───── Record extracts ─────

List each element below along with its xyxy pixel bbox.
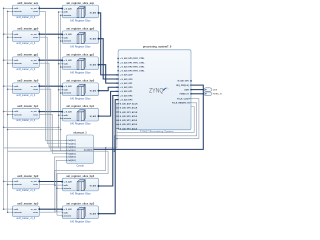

─────
───── Record extracts ─────

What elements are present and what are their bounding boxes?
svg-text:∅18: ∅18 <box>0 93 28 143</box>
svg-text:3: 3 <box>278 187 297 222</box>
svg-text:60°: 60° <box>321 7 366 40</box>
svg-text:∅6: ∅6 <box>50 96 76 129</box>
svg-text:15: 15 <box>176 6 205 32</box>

─────

• **Task statement**
Print the part of the entries that opens with the line containing "What elements are" and closes with the line containing "svg-text:15: 15 <box>176 6 205 32</box>", copying each line exactly.

• **Problem solution**
What elements are present and what are their bounding boxes?
svg-text:∅18: ∅18 <box>0 93 28 143</box>
svg-text:3: 3 <box>278 187 297 222</box>
svg-text:60°: 60° <box>321 7 366 40</box>
svg-text:∅6: ∅6 <box>50 96 76 129</box>
svg-text:15: 15 <box>176 6 205 32</box>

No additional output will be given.